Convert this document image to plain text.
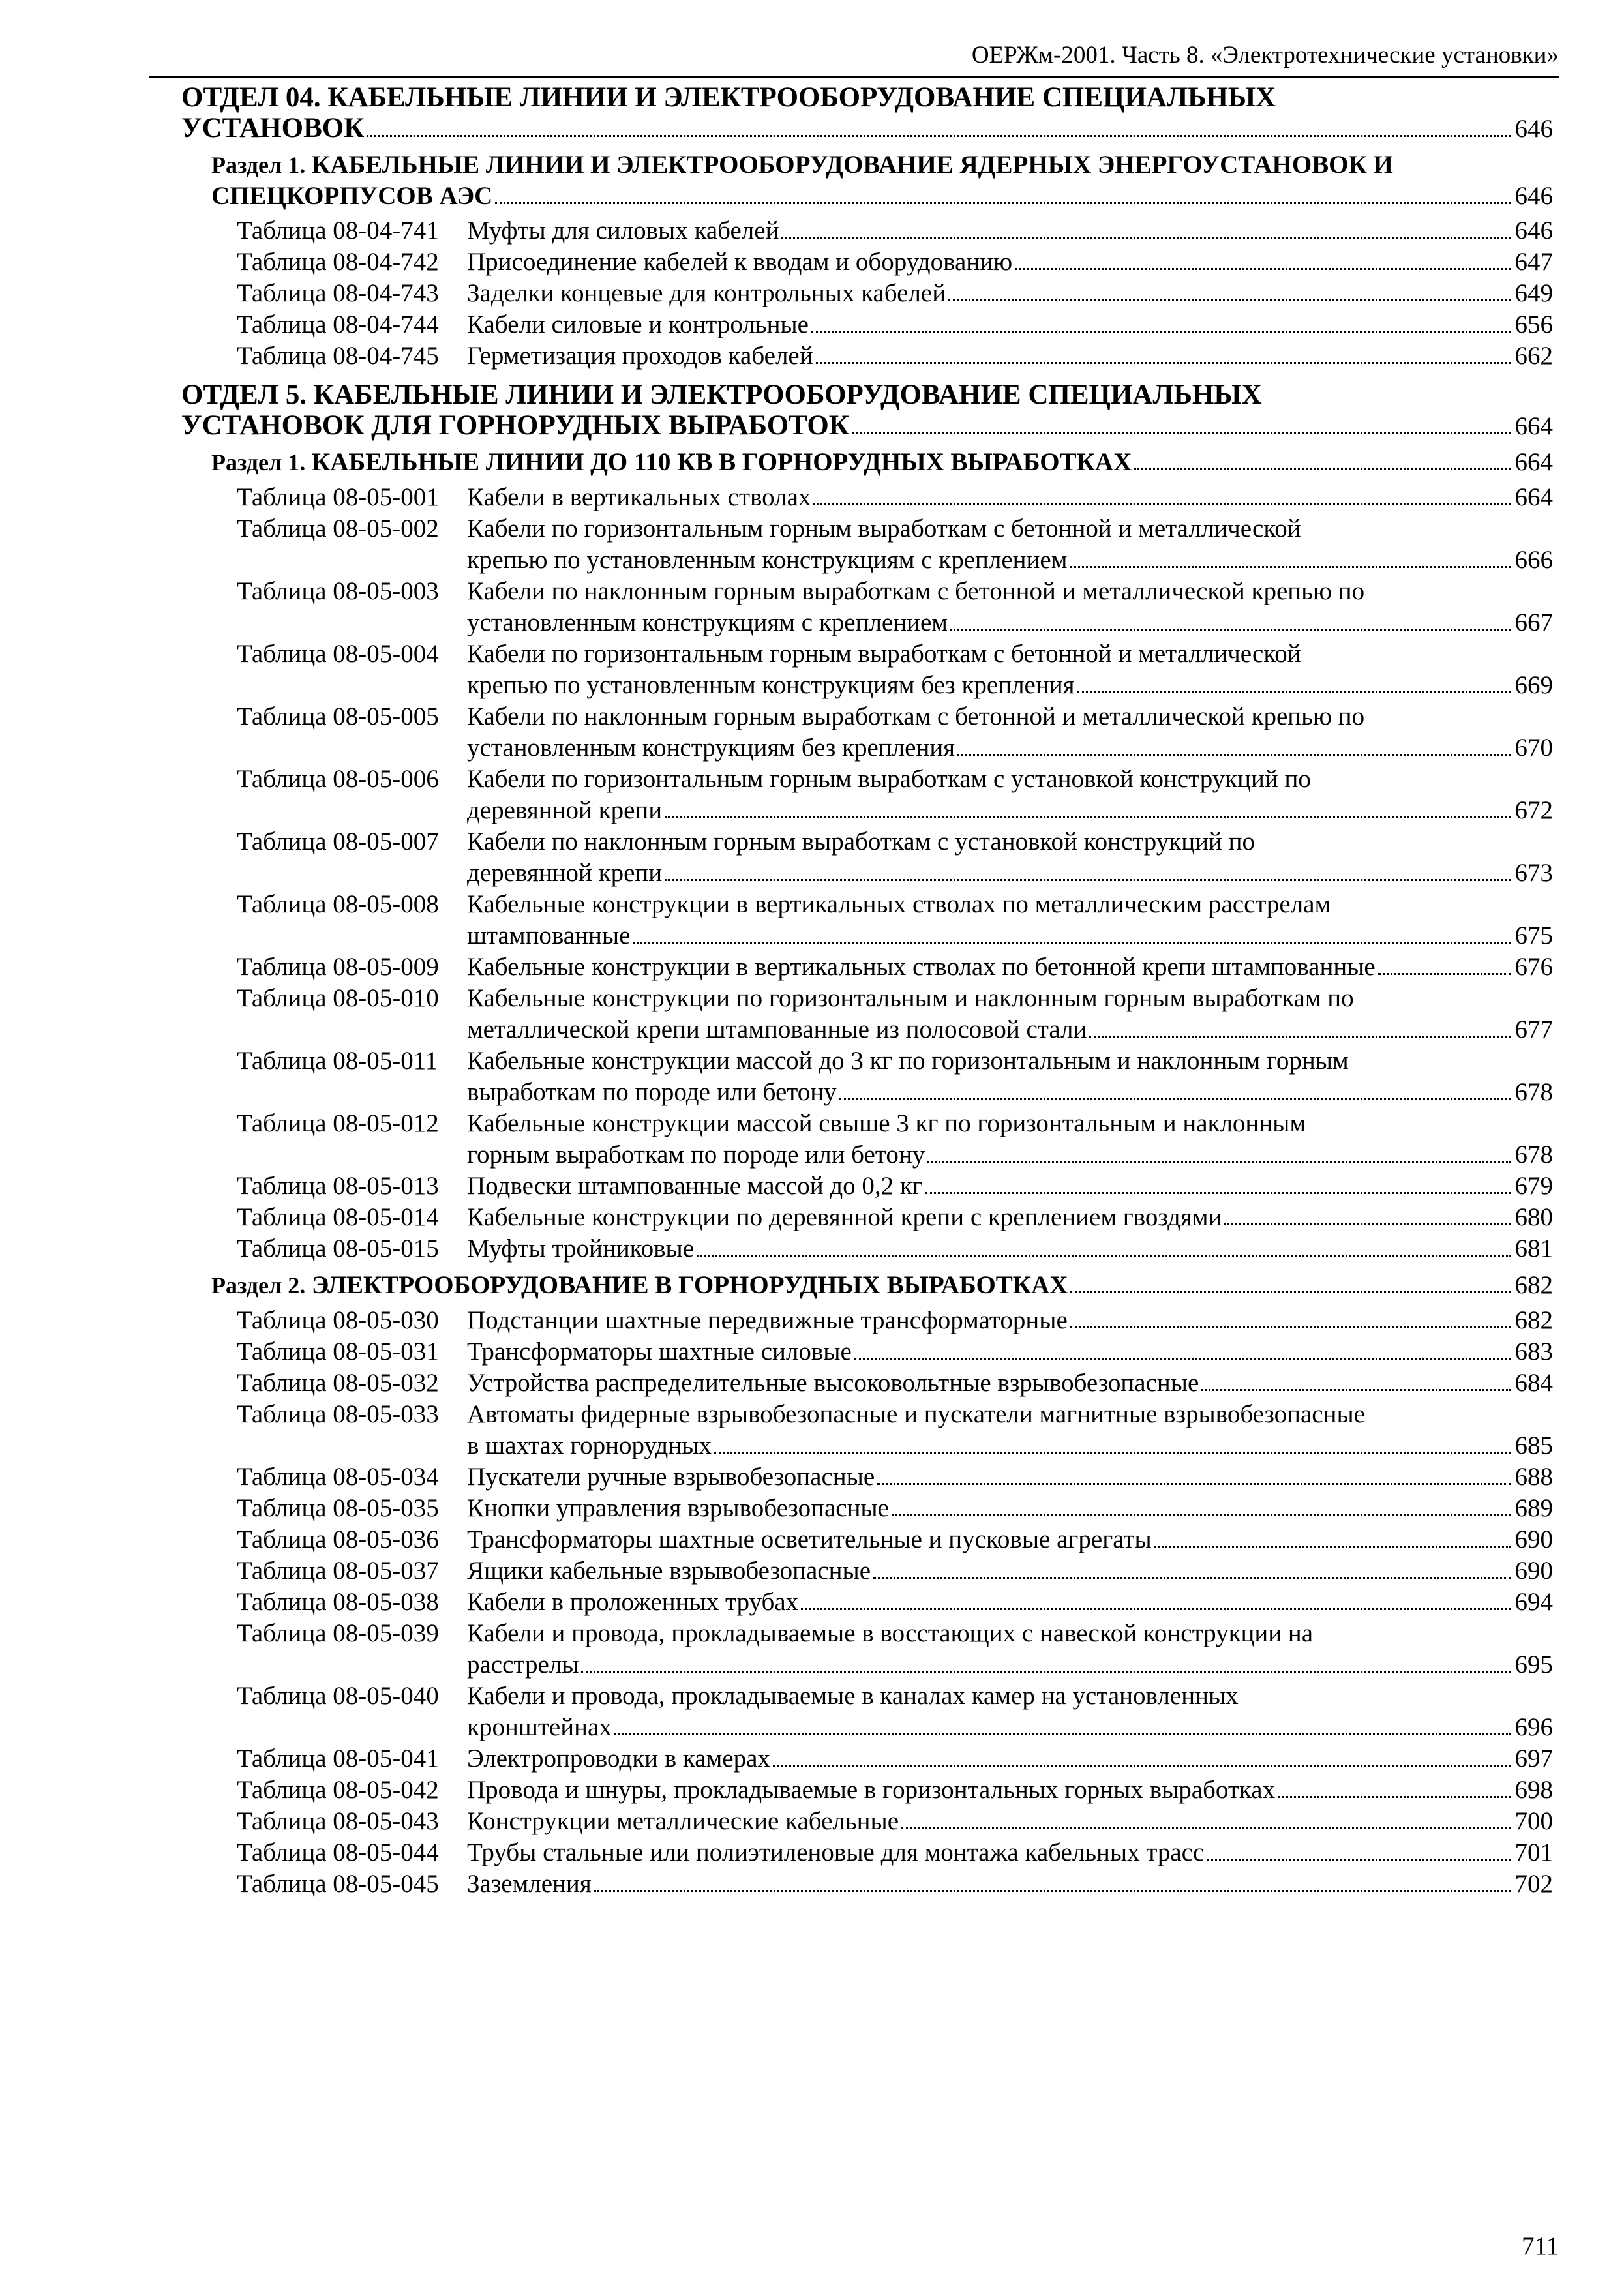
ОЕРЖм-2001. Часть 8. «Электротехнические установки»
ОТДЕЛ 04. КАБЕЛЬНЫЕ ЛИНИИ И ЭЛЕКТРООБОРУДОВАНИЕ СПЕЦИАЛЬНЫХ
УСТАНОВОК	646
Раздел 1. КАБЕЛЬНЫЕ ЛИНИИ И ЭЛЕКТРООБОРУДОВАНИЕ ЯДЕРНЫХ ЭНЕРГОУСТАНОВОК И
СПЕЦКОРПУСОВ АЭС	646
Таблица 08-04-741	Муфты для силовых кабелей	646
Таблица 08-04-742	Присоединение кабелей к вводам и оборудованию	647
Таблица 08-04-743	Заделки концевые для контрольных кабелей	649
Таблица 08-04-744	Кабели силовые и контрольные	656
Таблица 08-04-745	Герметизация проходов кабелей	662
ОТДЕЛ 5. КАБЕЛЬНЫЕ ЛИНИИ И ЭЛЕКТРООБОРУДОВАНИЕ СПЕЦИАЛЬНЫХ
УСТАНОВОК ДЛЯ ГОРНОРУДНЫХ ВЫРАБОТОК	664
Раздел 1. КАБЕЛЬНЫЕ ЛИНИИ ДО 110 КВ В ГОРНОРУДНЫХ ВЫРАБОТКАХ	664
Таблица 08-05-001	Кабели в вертикальных стволах	664
Таблица 08-05-002	Кабели по горизонтальным горным выработкам с бетонной и металлической
крепью по установленным конструкциям с креплением	666
Таблица 08-05-003	Кабели по наклонным горным выработкам с бетонной и металлической крепью по
установленным конструкциям с креплением	667
Таблица 08-05-004	Кабели по горизонтальным горным выработкам с бетонной и металлической
крепью по установленным конструкциям без крепления	669
Таблица 08-05-005	Кабели по наклонным горным выработкам с бетонной и металлической крепью по
установленным конструкциям без крепления	670
Таблица 08-05-006	Кабели по горизонтальным горным выработкам с установкой конструкций по
деревянной крепи	672
Таблица 08-05-007	Кабели по наклонным горным выработкам с установкой конструкций по
деревянной крепи	673
Таблица 08-05-008	Кабельные конструкции в вертикальных стволах по металлическим расстрелам
штампованные	675
Таблица 08-05-009	Кабельные конструкции в вертикальных стволах по бетонной крепи штампованные	676
Таблица 08-05-010	Кабельные конструкции по горизонтальным и наклонным горным выработкам по
металлической крепи штампованные из полосовой стали	677
Таблица 08-05-011	Кабельные конструкции массой до 3 кг по горизонтальным и наклонным горным
выработкам по породе или бетону	678
Таблица 08-05-012	Кабельные конструкции массой свыше 3 кг по горизонтальным и наклонным
горным выработкам по породе или бетону	678
Таблица 08-05-013	Подвески штампованные массой до 0,2 кг	679
Таблица 08-05-014	Кабельные конструкции по деревянной крепи с креплением гвоздями	680
Таблица 08-05-015	Муфты тройниковые	681
Раздел 2. ЭЛЕКТРООБОРУДОВАНИЕ В ГОРНОРУДНЫХ ВЫРАБОТКАХ	682
Таблица 08-05-030	Подстанции шахтные передвижные трансформаторные	682
Таблица 08-05-031	Трансформаторы шахтные силовые	683
Таблица 08-05-032	Устройства распределительные высоковольтные взрывобезопасные	684
Таблица 08-05-033	Автоматы фидерные взрывобезопасные и пускатели магнитные взрывобезопасные
в шахтах горнорудных	685
Таблица 08-05-034	Пускатели ручные взрывобезопасные	688
Таблица 08-05-035	Кнопки управления взрывобезопасные	689
Таблица 08-05-036	Трансформаторы шахтные осветительные и пусковые агрегаты	690
Таблица 08-05-037	Ящики кабельные взрывобезопасные	690
Таблица 08-05-038	Кабели в проложенных трубах	694
Таблица 08-05-039	Кабели и провода, прокладываемые в восстающих с навеской конструкции на
расстрелы	695
Таблица 08-05-040	Кабели и провода, прокладываемые в каналах камер на установленных
кронштейнах	696
Таблица 08-05-041	Электропроводки в камерах	697
Таблица 08-05-042	Провода и шнуры, прокладываемые в горизонтальных горных выработках	698
Таблица 08-05-043	Конструкции металлические кабельные	700
Таблица 08-05-044	Трубы стальные или полиэтиленовые для монтажа кабельных трасс	701
Таблица 08-05-045	Заземления	702
711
========
Output the records above exactly as they are, leaving out the pictures.

Convert this document image to plain text.
ОЕРЖм-2001. Часть 8. «Электротехнические установки»
ОТДЕЛ 04. КАБЕЛЬНЫЕ ЛИНИИ И ЭЛЕКТРООБОРУДОВАНИЕ СПЕЦИАЛЬНЫХ
УСТАНОВОК	646
Раздел 1. КАБЕЛЬНЫЕ ЛИНИИ И ЭЛЕКТРООБОРУДОВАНИЕ ЯДЕРНЫХ ЭНЕРГОУСТАНОВОК И
СПЕЦКОРПУСОВ АЭС	646
Таблица 08-04-741	Муфты для силовых кабелей	646
Таблица 08-04-742	Присоединение кабелей к вводам и оборудованию	647
Таблица 08-04-743	Заделки концевые для контрольных кабелей	649
Таблица 08-04-744	Кабели силовые и контрольные	656
Таблица 08-04-745	Герметизация проходов кабелей	662
ОТДЕЛ 5. КАБЕЛЬНЫЕ ЛИНИИ И ЭЛЕКТРООБОРУДОВАНИЕ СПЕЦИАЛЬНЫХ
УСТАНОВОК ДЛЯ ГОРНОРУДНЫХ ВЫРАБОТОК	664
Раздел 1. КАБЕЛЬНЫЕ ЛИНИИ ДО 110 КВ В ГОРНОРУДНЫХ ВЫРАБОТКАХ	664
Таблица 08-05-001	Кабели в вертикальных стволах	664
Таблица 08-05-002	Кабели по горизонтальным горным выработкам с бетонной и металлической
крепью по установленным конструкциям с креплением	666
Таблица 08-05-003	Кабели по наклонным горным выработкам с бетонной и металлической крепью по
установленным конструкциям с креплением	667
Таблица 08-05-004	Кабели по горизонтальным горным выработкам с бетонной и металлической
крепью по установленным конструкциям без крепления	669
Таблица 08-05-005	Кабели по наклонным горным выработкам с бетонной и металлической крепью по
установленным конструкциям без крепления	670
Таблица 08-05-006	Кабели по горизонтальным горным выработкам с установкой конструкций по
деревянной крепи	672
Таблица 08-05-007	Кабели по наклонным горным выработкам с установкой конструкций по
деревянной крепи	673
Таблица 08-05-008	Кабельные конструкции в вертикальных стволах по металлическим расстрелам
штампованные	675
Таблица 08-05-009	Кабельные конструкции в вертикальных стволах по бетонной крепи штампованные	676
Таблица 08-05-010	Кабельные конструкции по горизонтальным и наклонным горным выработкам по
металлической крепи штампованные из полосовой стали	677
Таблица 08-05-011	Кабельные конструкции массой до 3 кг по горизонтальным и наклонным горным
выработкам по породе или бетону	678
Таблица 08-05-012	Кабельные конструкции массой свыше 3 кг по горизонтальным и наклонным
горным выработкам по породе или бетону	678
Таблица 08-05-013	Подвески штампованные массой до 0,2 кг	679
Таблица 08-05-014	Кабельные конструкции по деревянной крепи с креплением гвоздями	680
Таблица 08-05-015	Муфты тройниковые	681
Раздел 2. ЭЛЕКТРООБОРУДОВАНИЕ В ГОРНОРУДНЫХ ВЫРАБОТКАХ	682
Таблица 08-05-030	Подстанции шахтные передвижные трансформаторные	682
Таблица 08-05-031	Трансформаторы шахтные силовые	683
Таблица 08-05-032	Устройства распределительные высоковольтные взрывобезопасные	684
Таблица 08-05-033	Автоматы фидерные взрывобезопасные и пускатели магнитные взрывобезопасные
в шахтах горнорудных	685
Таблица 08-05-034	Пускатели ручные взрывобезопасные	688
Таблица 08-05-035	Кнопки управления взрывобезопасные	689
Таблица 08-05-036	Трансформаторы шахтные осветительные и пусковые агрегаты	690
Таблица 08-05-037	Ящики кабельные взрывобезопасные	690
Таблица 08-05-038	Кабели в проложенных трубах	694
Таблица 08-05-039	Кабели и провода, прокладываемые в восстающих с навеской конструкции на
расстрелы	695
Таблица 08-05-040	Кабели и провода, прокладываемые в каналах камер на установленных
кронштейнах	696
Таблица 08-05-041	Электропроводки в камерах	697
Таблица 08-05-042	Провода и шнуры, прокладываемые в горизонтальных горных выработках	698
Таблица 08-05-043	Конструкции металлические кабельные	700
Таблица 08-05-044	Трубы стальные или полиэтиленовые для монтажа кабельных трасс	701
Таблица 08-05-045	Заземления	702
711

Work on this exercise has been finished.